| PROBLEM TO WORK ON |
Transcribe the entries exactly; images are not part of the copy.

| SUPPLIED MATERIAL |
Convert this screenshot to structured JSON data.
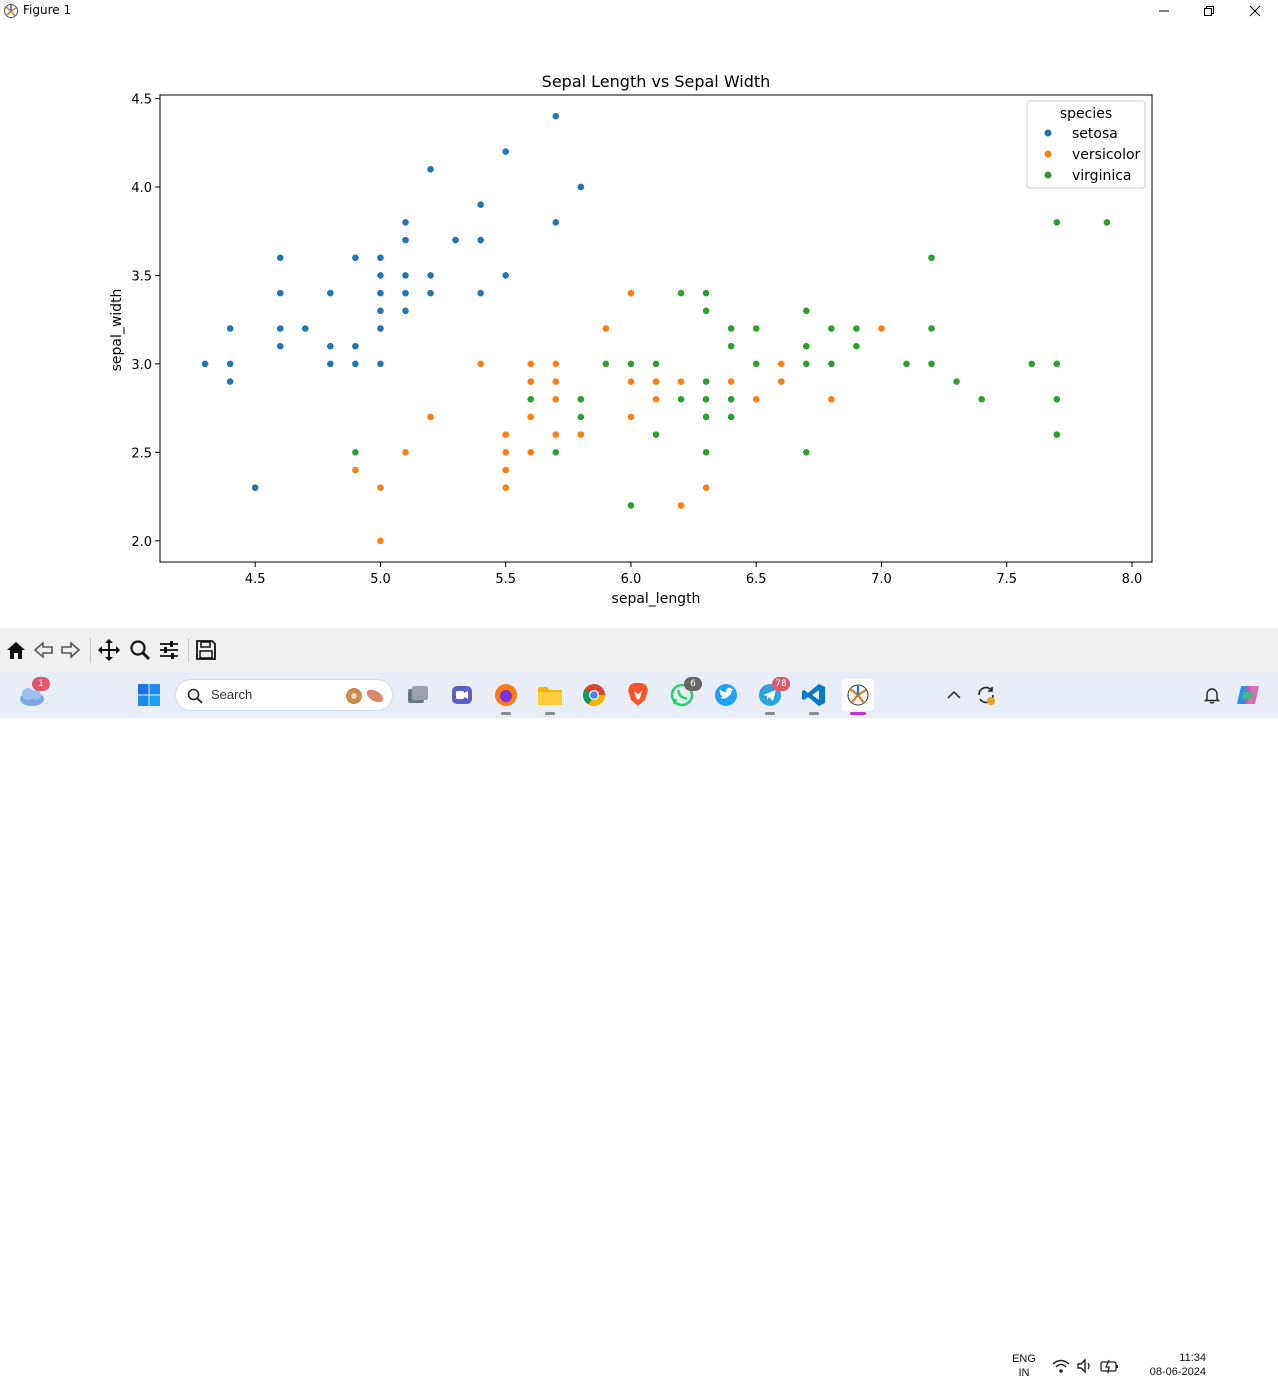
{
  "window": {
    "title": "Figure 1"
  },
  "toolbar": {
    "buttons": [
      "home-icon",
      "back-icon",
      "forward-icon",
      "pan-icon",
      "zoom-icon",
      "configure-subplots-icon",
      "save-icon"
    ]
  },
  "chart_data": {
    "type": "scatter",
    "title": "Sepal Length vs Sepal Width",
    "xlabel": "sepal_length",
    "ylabel": "sepal_width",
    "xlim": [
      4.12,
      8.08
    ],
    "ylim": [
      1.88,
      4.52
    ],
    "xticks": [
      "4.5",
      "5.0",
      "5.5",
      "6.0",
      "6.5",
      "7.0",
      "7.5",
      "8.0"
    ],
    "yticks": [
      "2.0",
      "2.5",
      "3.0",
      "3.5",
      "4.0",
      "4.5"
    ],
    "grid": false,
    "legend": {
      "title": "species",
      "position": "top-right"
    },
    "series": [
      {
        "name": "setosa",
        "color": "#1f77b4",
        "points": [
          [
            5.1,
            3.5
          ],
          [
            4.9,
            3.0
          ],
          [
            4.7,
            3.2
          ],
          [
            4.6,
            3.1
          ],
          [
            5.0,
            3.6
          ],
          [
            5.4,
            3.9
          ],
          [
            4.6,
            3.4
          ],
          [
            5.0,
            3.4
          ],
          [
            4.4,
            2.9
          ],
          [
            4.9,
            3.1
          ],
          [
            5.4,
            3.7
          ],
          [
            4.8,
            3.4
          ],
          [
            4.8,
            3.0
          ],
          [
            4.3,
            3.0
          ],
          [
            5.8,
            4.0
          ],
          [
            5.7,
            4.4
          ],
          [
            5.4,
            3.9
          ],
          [
            5.1,
            3.5
          ],
          [
            5.7,
            3.8
          ],
          [
            5.1,
            3.8
          ],
          [
            5.4,
            3.4
          ],
          [
            5.1,
            3.7
          ],
          [
            4.6,
            3.6
          ],
          [
            5.1,
            3.3
          ],
          [
            4.8,
            3.4
          ],
          [
            5.0,
            3.0
          ],
          [
            5.0,
            3.4
          ],
          [
            5.2,
            3.5
          ],
          [
            5.2,
            3.4
          ],
          [
            4.7,
            3.2
          ],
          [
            4.8,
            3.1
          ],
          [
            5.4,
            3.4
          ],
          [
            5.2,
            4.1
          ],
          [
            5.5,
            4.2
          ],
          [
            4.9,
            3.1
          ],
          [
            5.0,
            3.2
          ],
          [
            5.5,
            3.5
          ],
          [
            4.9,
            3.6
          ],
          [
            4.4,
            3.0
          ],
          [
            5.1,
            3.4
          ],
          [
            5.0,
            3.5
          ],
          [
            4.5,
            2.3
          ],
          [
            4.4,
            3.2
          ],
          [
            5.0,
            3.5
          ],
          [
            5.1,
            3.8
          ],
          [
            4.8,
            3.0
          ],
          [
            5.1,
            3.8
          ],
          [
            4.6,
            3.2
          ],
          [
            5.3,
            3.7
          ],
          [
            5.0,
            3.3
          ]
        ]
      },
      {
        "name": "versicolor",
        "color": "#ff7f0e",
        "points": [
          [
            7.0,
            3.2
          ],
          [
            6.4,
            3.2
          ],
          [
            6.9,
            3.1
          ],
          [
            5.5,
            2.3
          ],
          [
            6.5,
            2.8
          ],
          [
            5.7,
            2.8
          ],
          [
            6.3,
            3.3
          ],
          [
            4.9,
            2.4
          ],
          [
            6.6,
            2.9
          ],
          [
            5.2,
            2.7
          ],
          [
            5.0,
            2.0
          ],
          [
            5.9,
            3.0
          ],
          [
            6.0,
            2.2
          ],
          [
            6.1,
            2.9
          ],
          [
            5.6,
            2.9
          ],
          [
            6.7,
            3.1
          ],
          [
            5.6,
            3.0
          ],
          [
            5.8,
            2.7
          ],
          [
            6.2,
            2.2
          ],
          [
            5.6,
            2.5
          ],
          [
            5.9,
            3.2
          ],
          [
            6.1,
            2.8
          ],
          [
            6.3,
            2.5
          ],
          [
            6.1,
            2.8
          ],
          [
            6.4,
            2.9
          ],
          [
            6.6,
            3.0
          ],
          [
            6.8,
            2.8
          ],
          [
            6.7,
            3.0
          ],
          [
            6.0,
            2.9
          ],
          [
            5.7,
            2.6
          ],
          [
            5.5,
            2.4
          ],
          [
            5.5,
            2.4
          ],
          [
            5.8,
            2.7
          ],
          [
            6.0,
            2.7
          ],
          [
            5.4,
            3.0
          ],
          [
            6.0,
            3.4
          ],
          [
            6.7,
            3.1
          ],
          [
            6.3,
            2.3
          ],
          [
            5.6,
            3.0
          ],
          [
            5.5,
            2.5
          ],
          [
            5.5,
            2.6
          ],
          [
            6.1,
            3.0
          ],
          [
            5.8,
            2.6
          ],
          [
            5.0,
            2.3
          ],
          [
            5.6,
            2.7
          ],
          [
            5.7,
            3.0
          ],
          [
            5.7,
            2.9
          ],
          [
            6.2,
            2.9
          ],
          [
            5.1,
            2.5
          ],
          [
            5.7,
            2.8
          ]
        ]
      },
      {
        "name": "virginica",
        "color": "#2ca02c",
        "points": [
          [
            6.3,
            3.3
          ],
          [
            5.8,
            2.7
          ],
          [
            7.1,
            3.0
          ],
          [
            6.3,
            2.9
          ],
          [
            6.5,
            3.0
          ],
          [
            7.6,
            3.0
          ],
          [
            4.9,
            2.5
          ],
          [
            7.3,
            2.9
          ],
          [
            6.7,
            2.5
          ],
          [
            7.2,
            3.6
          ],
          [
            6.5,
            3.2
          ],
          [
            6.4,
            2.7
          ],
          [
            6.8,
            3.0
          ],
          [
            5.7,
            2.5
          ],
          [
            5.8,
            2.8
          ],
          [
            6.4,
            3.2
          ],
          [
            6.5,
            3.0
          ],
          [
            7.7,
            3.8
          ],
          [
            7.7,
            2.6
          ],
          [
            6.0,
            2.2
          ],
          [
            6.9,
            3.2
          ],
          [
            5.6,
            2.8
          ],
          [
            7.7,
            2.8
          ],
          [
            6.3,
            2.7
          ],
          [
            6.7,
            3.3
          ],
          [
            7.2,
            3.2
          ],
          [
            6.2,
            2.8
          ],
          [
            6.1,
            3.0
          ],
          [
            6.4,
            2.8
          ],
          [
            7.2,
            3.0
          ],
          [
            7.4,
            2.8
          ],
          [
            7.9,
            3.8
          ],
          [
            6.4,
            2.8
          ],
          [
            6.3,
            2.8
          ],
          [
            6.1,
            2.6
          ],
          [
            7.7,
            3.0
          ],
          [
            6.3,
            3.4
          ],
          [
            6.4,
            3.1
          ],
          [
            6.0,
            3.0
          ],
          [
            6.9,
            3.1
          ],
          [
            6.7,
            3.1
          ],
          [
            6.9,
            3.1
          ],
          [
            5.8,
            2.7
          ],
          [
            6.8,
            3.2
          ],
          [
            6.7,
            3.3
          ],
          [
            6.7,
            3.0
          ],
          [
            6.3,
            2.5
          ],
          [
            6.5,
            3.0
          ],
          [
            6.2,
            3.4
          ],
          [
            5.9,
            3.0
          ]
        ]
      }
    ]
  },
  "taskbar": {
    "search_label": "Search",
    "weather_badge": "1",
    "whatsapp_badge": "6",
    "telegram_badge": "78",
    "language_line1": "ENG",
    "language_line2": "IN",
    "time": "11:34",
    "date": "08-06-2024"
  }
}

| FINAL RESULT |
Convert this screenshot to structured JSON data.
{
  "window": {
    "title": "Figure 1"
  },
  "toolbar": {
    "buttons": [
      "home-icon",
      "back-icon",
      "forward-icon",
      "pan-icon",
      "zoom-icon",
      "configure-subplots-icon",
      "save-icon"
    ]
  },
  "chart_data": {
    "type": "scatter",
    "title": "Sepal Length vs Sepal Width",
    "xlabel": "sepal_length",
    "ylabel": "sepal_width",
    "xlim": [
      4.12,
      8.08
    ],
    "ylim": [
      1.88,
      4.52
    ],
    "xticks": [
      "4.5",
      "5.0",
      "5.5",
      "6.0",
      "6.5",
      "7.0",
      "7.5",
      "8.0"
    ],
    "yticks": [
      "2.0",
      "2.5",
      "3.0",
      "3.5",
      "4.0",
      "4.5"
    ],
    "grid": false,
    "legend": {
      "title": "species",
      "position": "top-right"
    },
    "series": [
      {
        "name": "setosa",
        "color": "#1f77b4",
        "points": [
          [
            5.1,
            3.5
          ],
          [
            4.9,
            3.0
          ],
          [
            4.7,
            3.2
          ],
          [
            4.6,
            3.1
          ],
          [
            5.0,
            3.6
          ],
          [
            5.4,
            3.9
          ],
          [
            4.6,
            3.4
          ],
          [
            5.0,
            3.4
          ],
          [
            4.4,
            2.9
          ],
          [
            4.9,
            3.1
          ],
          [
            5.4,
            3.7
          ],
          [
            4.8,
            3.4
          ],
          [
            4.8,
            3.0
          ],
          [
            4.3,
            3.0
          ],
          [
            5.8,
            4.0
          ],
          [
            5.7,
            4.4
          ],
          [
            5.4,
            3.9
          ],
          [
            5.1,
            3.5
          ],
          [
            5.7,
            3.8
          ],
          [
            5.1,
            3.8
          ],
          [
            5.4,
            3.4
          ],
          [
            5.1,
            3.7
          ],
          [
            4.6,
            3.6
          ],
          [
            5.1,
            3.3
          ],
          [
            4.8,
            3.4
          ],
          [
            5.0,
            3.0
          ],
          [
            5.0,
            3.4
          ],
          [
            5.2,
            3.5
          ],
          [
            5.2,
            3.4
          ],
          [
            4.7,
            3.2
          ],
          [
            4.8,
            3.1
          ],
          [
            5.4,
            3.4
          ],
          [
            5.2,
            4.1
          ],
          [
            5.5,
            4.2
          ],
          [
            4.9,
            3.1
          ],
          [
            5.0,
            3.2
          ],
          [
            5.5,
            3.5
          ],
          [
            4.9,
            3.6
          ],
          [
            4.4,
            3.0
          ],
          [
            5.1,
            3.4
          ],
          [
            5.0,
            3.5
          ],
          [
            4.5,
            2.3
          ],
          [
            4.4,
            3.2
          ],
          [
            5.0,
            3.5
          ],
          [
            5.1,
            3.8
          ],
          [
            4.8,
            3.0
          ],
          [
            5.1,
            3.8
          ],
          [
            4.6,
            3.2
          ],
          [
            5.3,
            3.7
          ],
          [
            5.0,
            3.3
          ]
        ]
      },
      {
        "name": "versicolor",
        "color": "#ff7f0e",
        "points": [
          [
            7.0,
            3.2
          ],
          [
            6.4,
            3.2
          ],
          [
            6.9,
            3.1
          ],
          [
            5.5,
            2.3
          ],
          [
            6.5,
            2.8
          ],
          [
            5.7,
            2.8
          ],
          [
            6.3,
            3.3
          ],
          [
            4.9,
            2.4
          ],
          [
            6.6,
            2.9
          ],
          [
            5.2,
            2.7
          ],
          [
            5.0,
            2.0
          ],
          [
            5.9,
            3.0
          ],
          [
            6.0,
            2.2
          ],
          [
            6.1,
            2.9
          ],
          [
            5.6,
            2.9
          ],
          [
            6.7,
            3.1
          ],
          [
            5.6,
            3.0
          ],
          [
            5.8,
            2.7
          ],
          [
            6.2,
            2.2
          ],
          [
            5.6,
            2.5
          ],
          [
            5.9,
            3.2
          ],
          [
            6.1,
            2.8
          ],
          [
            6.3,
            2.5
          ],
          [
            6.1,
            2.8
          ],
          [
            6.4,
            2.9
          ],
          [
            6.6,
            3.0
          ],
          [
            6.8,
            2.8
          ],
          [
            6.7,
            3.0
          ],
          [
            6.0,
            2.9
          ],
          [
            5.7,
            2.6
          ],
          [
            5.5,
            2.4
          ],
          [
            5.5,
            2.4
          ],
          [
            5.8,
            2.7
          ],
          [
            6.0,
            2.7
          ],
          [
            5.4,
            3.0
          ],
          [
            6.0,
            3.4
          ],
          [
            6.7,
            3.1
          ],
          [
            6.3,
            2.3
          ],
          [
            5.6,
            3.0
          ],
          [
            5.5,
            2.5
          ],
          [
            5.5,
            2.6
          ],
          [
            6.1,
            3.0
          ],
          [
            5.8,
            2.6
          ],
          [
            5.0,
            2.3
          ],
          [
            5.6,
            2.7
          ],
          [
            5.7,
            3.0
          ],
          [
            5.7,
            2.9
          ],
          [
            6.2,
            2.9
          ],
          [
            5.1,
            2.5
          ],
          [
            5.7,
            2.8
          ]
        ]
      },
      {
        "name": "virginica",
        "color": "#2ca02c",
        "points": [
          [
            6.3,
            3.3
          ],
          [
            5.8,
            2.7
          ],
          [
            7.1,
            3.0
          ],
          [
            6.3,
            2.9
          ],
          [
            6.5,
            3.0
          ],
          [
            7.6,
            3.0
          ],
          [
            4.9,
            2.5
          ],
          [
            7.3,
            2.9
          ],
          [
            6.7,
            2.5
          ],
          [
            7.2,
            3.6
          ],
          [
            6.5,
            3.2
          ],
          [
            6.4,
            2.7
          ],
          [
            6.8,
            3.0
          ],
          [
            5.7,
            2.5
          ],
          [
            5.8,
            2.8
          ],
          [
            6.4,
            3.2
          ],
          [
            6.5,
            3.0
          ],
          [
            7.7,
            3.8
          ],
          [
            7.7,
            2.6
          ],
          [
            6.0,
            2.2
          ],
          [
            6.9,
            3.2
          ],
          [
            5.6,
            2.8
          ],
          [
            7.7,
            2.8
          ],
          [
            6.3,
            2.7
          ],
          [
            6.7,
            3.3
          ],
          [
            7.2,
            3.2
          ],
          [
            6.2,
            2.8
          ],
          [
            6.1,
            3.0
          ],
          [
            6.4,
            2.8
          ],
          [
            7.2,
            3.0
          ],
          [
            7.4,
            2.8
          ],
          [
            7.9,
            3.8
          ],
          [
            6.4,
            2.8
          ],
          [
            6.3,
            2.8
          ],
          [
            6.1,
            2.6
          ],
          [
            7.7,
            3.0
          ],
          [
            6.3,
            3.4
          ],
          [
            6.4,
            3.1
          ],
          [
            6.0,
            3.0
          ],
          [
            6.9,
            3.1
          ],
          [
            6.7,
            3.1
          ],
          [
            6.9,
            3.1
          ],
          [
            5.8,
            2.7
          ],
          [
            6.8,
            3.2
          ],
          [
            6.7,
            3.3
          ],
          [
            6.7,
            3.0
          ],
          [
            6.3,
            2.5
          ],
          [
            6.5,
            3.0
          ],
          [
            6.2,
            3.4
          ],
          [
            5.9,
            3.0
          ]
        ]
      }
    ]
  },
  "taskbar": {
    "search_label": "Search",
    "weather_badge": "1",
    "whatsapp_badge": "6",
    "telegram_badge": "78",
    "language_line1": "ENG",
    "language_line2": "IN",
    "time": "11:34",
    "date": "08-06-2024"
  }
}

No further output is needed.